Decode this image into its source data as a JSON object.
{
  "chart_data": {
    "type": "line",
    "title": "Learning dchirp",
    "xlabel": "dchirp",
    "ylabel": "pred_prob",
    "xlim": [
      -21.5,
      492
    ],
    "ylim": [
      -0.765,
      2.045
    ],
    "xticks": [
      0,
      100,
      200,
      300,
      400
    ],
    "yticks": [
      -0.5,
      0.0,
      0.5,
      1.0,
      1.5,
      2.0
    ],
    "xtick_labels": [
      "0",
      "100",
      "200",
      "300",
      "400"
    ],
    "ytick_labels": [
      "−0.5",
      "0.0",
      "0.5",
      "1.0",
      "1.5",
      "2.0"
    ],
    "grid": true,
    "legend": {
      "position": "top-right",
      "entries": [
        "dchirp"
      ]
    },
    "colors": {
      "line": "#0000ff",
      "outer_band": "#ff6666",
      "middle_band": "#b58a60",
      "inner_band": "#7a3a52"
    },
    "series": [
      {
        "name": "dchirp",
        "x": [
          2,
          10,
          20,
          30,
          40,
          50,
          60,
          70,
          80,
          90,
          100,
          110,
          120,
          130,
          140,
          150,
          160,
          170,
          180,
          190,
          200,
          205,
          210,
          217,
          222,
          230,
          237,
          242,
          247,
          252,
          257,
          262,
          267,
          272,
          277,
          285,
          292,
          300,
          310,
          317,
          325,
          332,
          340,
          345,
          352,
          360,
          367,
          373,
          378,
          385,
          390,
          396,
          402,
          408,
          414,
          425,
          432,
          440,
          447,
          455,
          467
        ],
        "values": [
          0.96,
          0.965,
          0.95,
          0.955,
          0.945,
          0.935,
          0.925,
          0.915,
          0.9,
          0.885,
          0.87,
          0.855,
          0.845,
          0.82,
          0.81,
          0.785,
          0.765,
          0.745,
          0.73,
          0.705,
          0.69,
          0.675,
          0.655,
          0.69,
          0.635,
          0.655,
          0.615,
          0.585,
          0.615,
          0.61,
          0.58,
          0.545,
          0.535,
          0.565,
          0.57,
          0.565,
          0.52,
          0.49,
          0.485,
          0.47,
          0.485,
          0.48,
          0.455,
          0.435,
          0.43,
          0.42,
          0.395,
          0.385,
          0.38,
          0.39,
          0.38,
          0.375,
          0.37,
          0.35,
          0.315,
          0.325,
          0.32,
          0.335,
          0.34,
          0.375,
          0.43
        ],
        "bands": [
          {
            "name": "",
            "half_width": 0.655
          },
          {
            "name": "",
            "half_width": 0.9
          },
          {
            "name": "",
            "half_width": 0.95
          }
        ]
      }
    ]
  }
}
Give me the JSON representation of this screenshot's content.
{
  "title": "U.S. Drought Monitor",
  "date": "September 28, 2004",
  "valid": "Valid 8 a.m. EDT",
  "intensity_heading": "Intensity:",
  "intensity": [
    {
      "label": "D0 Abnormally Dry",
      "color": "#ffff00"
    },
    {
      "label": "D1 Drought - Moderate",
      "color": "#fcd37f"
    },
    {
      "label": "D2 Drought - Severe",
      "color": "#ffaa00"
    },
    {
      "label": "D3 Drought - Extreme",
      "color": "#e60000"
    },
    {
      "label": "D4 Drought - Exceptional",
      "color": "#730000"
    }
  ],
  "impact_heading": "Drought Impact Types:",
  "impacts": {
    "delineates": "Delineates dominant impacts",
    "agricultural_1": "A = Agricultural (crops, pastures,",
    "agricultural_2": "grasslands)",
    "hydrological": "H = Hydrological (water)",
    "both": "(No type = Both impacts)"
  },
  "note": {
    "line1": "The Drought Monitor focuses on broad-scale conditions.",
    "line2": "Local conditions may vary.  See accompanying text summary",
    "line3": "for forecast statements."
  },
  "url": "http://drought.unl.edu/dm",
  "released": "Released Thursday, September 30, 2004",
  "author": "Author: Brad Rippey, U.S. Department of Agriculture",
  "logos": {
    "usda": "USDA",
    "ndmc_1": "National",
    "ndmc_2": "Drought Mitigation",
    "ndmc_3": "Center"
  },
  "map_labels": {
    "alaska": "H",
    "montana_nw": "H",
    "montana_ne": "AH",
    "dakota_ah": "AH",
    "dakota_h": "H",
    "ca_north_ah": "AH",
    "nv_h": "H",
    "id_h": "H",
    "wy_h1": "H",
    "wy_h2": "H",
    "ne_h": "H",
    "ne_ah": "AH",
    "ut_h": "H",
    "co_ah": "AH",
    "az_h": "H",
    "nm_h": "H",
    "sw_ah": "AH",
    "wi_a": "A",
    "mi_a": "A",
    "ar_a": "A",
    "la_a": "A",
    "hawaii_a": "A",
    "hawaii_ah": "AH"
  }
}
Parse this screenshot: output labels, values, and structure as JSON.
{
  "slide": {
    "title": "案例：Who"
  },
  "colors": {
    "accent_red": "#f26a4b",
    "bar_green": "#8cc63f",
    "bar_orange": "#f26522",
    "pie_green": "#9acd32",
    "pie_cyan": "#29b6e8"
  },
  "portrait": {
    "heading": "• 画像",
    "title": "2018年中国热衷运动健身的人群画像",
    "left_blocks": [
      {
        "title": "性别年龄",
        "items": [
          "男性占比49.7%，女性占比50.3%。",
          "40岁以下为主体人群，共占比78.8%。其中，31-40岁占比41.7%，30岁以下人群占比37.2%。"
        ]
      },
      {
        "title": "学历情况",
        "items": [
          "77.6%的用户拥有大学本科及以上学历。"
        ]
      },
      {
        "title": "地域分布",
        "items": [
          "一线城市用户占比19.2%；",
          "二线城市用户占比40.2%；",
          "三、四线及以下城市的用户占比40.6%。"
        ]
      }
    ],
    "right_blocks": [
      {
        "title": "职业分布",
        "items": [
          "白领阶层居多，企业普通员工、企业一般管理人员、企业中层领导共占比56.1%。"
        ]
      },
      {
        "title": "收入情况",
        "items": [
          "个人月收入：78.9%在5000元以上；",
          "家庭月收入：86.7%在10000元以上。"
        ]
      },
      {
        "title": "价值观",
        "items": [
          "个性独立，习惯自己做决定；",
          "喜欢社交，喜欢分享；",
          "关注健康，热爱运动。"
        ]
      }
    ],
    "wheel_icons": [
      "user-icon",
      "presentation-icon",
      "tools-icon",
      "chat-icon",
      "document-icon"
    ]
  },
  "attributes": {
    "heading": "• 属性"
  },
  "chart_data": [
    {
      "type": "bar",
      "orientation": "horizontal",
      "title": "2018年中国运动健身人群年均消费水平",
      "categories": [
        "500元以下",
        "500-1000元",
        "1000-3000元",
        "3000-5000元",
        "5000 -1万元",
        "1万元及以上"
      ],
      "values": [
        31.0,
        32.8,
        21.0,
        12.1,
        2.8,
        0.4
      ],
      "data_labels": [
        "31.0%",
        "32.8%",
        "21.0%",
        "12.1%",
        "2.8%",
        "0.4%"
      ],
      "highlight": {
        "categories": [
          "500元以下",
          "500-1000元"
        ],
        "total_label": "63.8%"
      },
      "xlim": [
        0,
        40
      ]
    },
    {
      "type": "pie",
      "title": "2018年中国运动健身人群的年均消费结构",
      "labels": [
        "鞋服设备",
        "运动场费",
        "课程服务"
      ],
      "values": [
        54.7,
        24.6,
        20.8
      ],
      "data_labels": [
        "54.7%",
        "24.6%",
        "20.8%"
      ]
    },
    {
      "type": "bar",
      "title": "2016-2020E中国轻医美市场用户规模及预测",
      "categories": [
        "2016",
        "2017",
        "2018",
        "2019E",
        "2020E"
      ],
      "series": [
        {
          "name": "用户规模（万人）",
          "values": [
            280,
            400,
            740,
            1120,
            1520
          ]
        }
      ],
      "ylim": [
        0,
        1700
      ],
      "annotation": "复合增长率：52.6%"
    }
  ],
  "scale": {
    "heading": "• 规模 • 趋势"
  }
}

════

* [DESCRIPTION OF THE TASK]
Identify each line in the entries with the word "dchirp" and copy it.

* [RESPONSE FOR THIS EXERCISE]
    "title": "Learning dchirp",
    "xlabel": "dchirp",
        "dchirp"
        "name": "dchirp",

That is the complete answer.